**WHAT THE EXERCISE ASKS**
All of the material below is to be restated word for word, apart from the pictures.

**PROVIDED INFORMATION**
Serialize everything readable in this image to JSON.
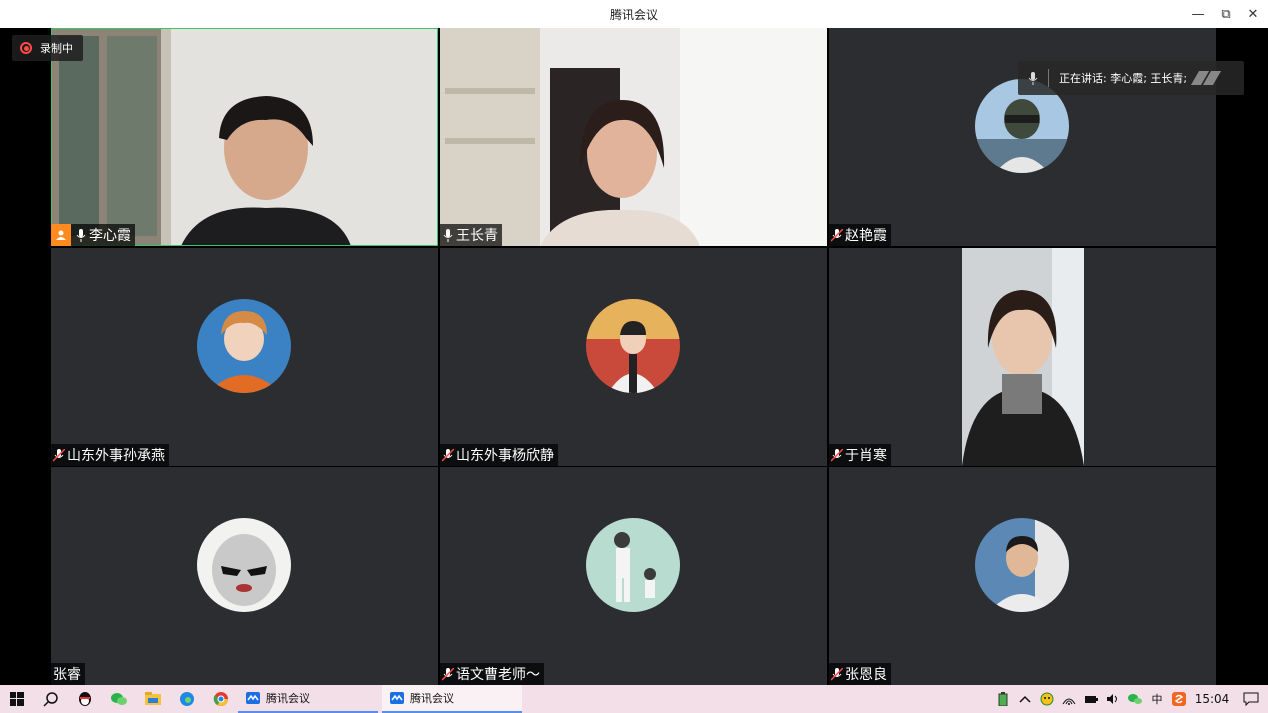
{
  "window": {
    "title": "腾讯会议",
    "minimize": "—",
    "restore": "⧉",
    "close": "✕"
  },
  "recording": {
    "label": "录制中"
  },
  "speaking": {
    "label": "正在讲话: 李心霞; 王长青;"
  },
  "participants": [
    {
      "name": "李心霞",
      "host": true,
      "video": true,
      "active": true
    },
    {
      "name": "王长青",
      "host": false,
      "video": true,
      "active": false
    },
    {
      "name": "赵艳霞",
      "host": false,
      "video": false,
      "muted": true
    },
    {
      "name": "山东外事孙承燕",
      "host": false,
      "video": false,
      "muted": true
    },
    {
      "name": "山东外事杨欣静",
      "host": false,
      "video": false,
      "muted": true
    },
    {
      "name": "于肖寒",
      "host": false,
      "video": true,
      "muted": true
    },
    {
      "name": "张睿",
      "host": false,
      "video": false,
      "muted": false,
      "no_mic": true
    },
    {
      "name": "语文曹老师～",
      "host": false,
      "video": false,
      "muted": true
    },
    {
      "name": "张恩良",
      "host": false,
      "video": false,
      "muted": true
    }
  ],
  "taskbar": {
    "apps": [
      {
        "label": "腾讯会议"
      },
      {
        "label": "腾讯会议"
      }
    ],
    "ime": "中",
    "clock": "15:04"
  },
  "colors": {
    "tile_bg": "#2b2d30",
    "active_border": "#3ec46d",
    "host_badge": "#ff8a1f",
    "taskbar_bg": "#f3dfe8"
  }
}
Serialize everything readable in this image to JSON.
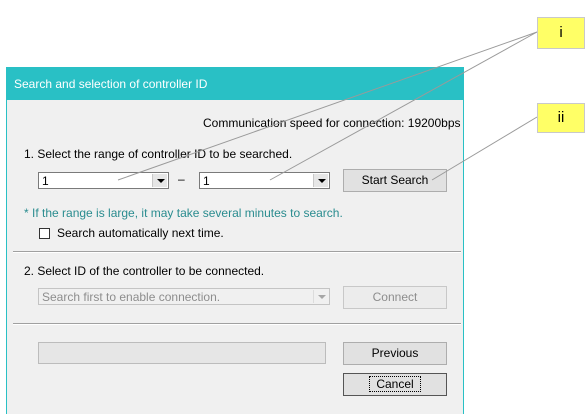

**RESULT OF THE TASK**
Serialize everything readable in this image to JSON.
{
  "window": {
    "title": "腾讯会议",
    "minimize": "—",
    "restore": "⧉",
    "close": "✕"
  },
  "recording": {
    "label": "录制中"
  },
  "speaking": {
    "label": "正在讲话: 李心霞; 王长青;"
  },
  "participants": [
    {
      "name": "李心霞",
      "host": true,
      "video": true,
      "active": true
    },
    {
      "name": "王长青",
      "host": false,
      "video": true,
      "active": false
    },
    {
      "name": "赵艳霞",
      "host": false,
      "video": false,
      "muted": true
    },
    {
      "name": "山东外事孙承燕",
      "host": false,
      "video": false,
      "muted": true
    },
    {
      "name": "山东外事杨欣静",
      "host": false,
      "video": false,
      "muted": true
    },
    {
      "name": "于肖寒",
      "host": false,
      "video": true,
      "muted": true
    },
    {
      "name": "张睿",
      "host": false,
      "video": false,
      "muted": false,
      "no_mic": true
    },
    {
      "name": "语文曹老师～",
      "host": false,
      "video": false,
      "muted": true
    },
    {
      "name": "张恩良",
      "host": false,
      "video": false,
      "muted": true
    }
  ],
  "taskbar": {
    "apps": [
      {
        "label": "腾讯会议"
      },
      {
        "label": "腾讯会议"
      }
    ],
    "ime": "中",
    "clock": "15:04"
  },
  "colors": {
    "tile_bg": "#2b2d30",
    "active_border": "#3ec46d",
    "host_badge": "#ff8a1f",
    "taskbar_bg": "#f3dfe8"
  }
}
Serialize everything readable in this image to JSON.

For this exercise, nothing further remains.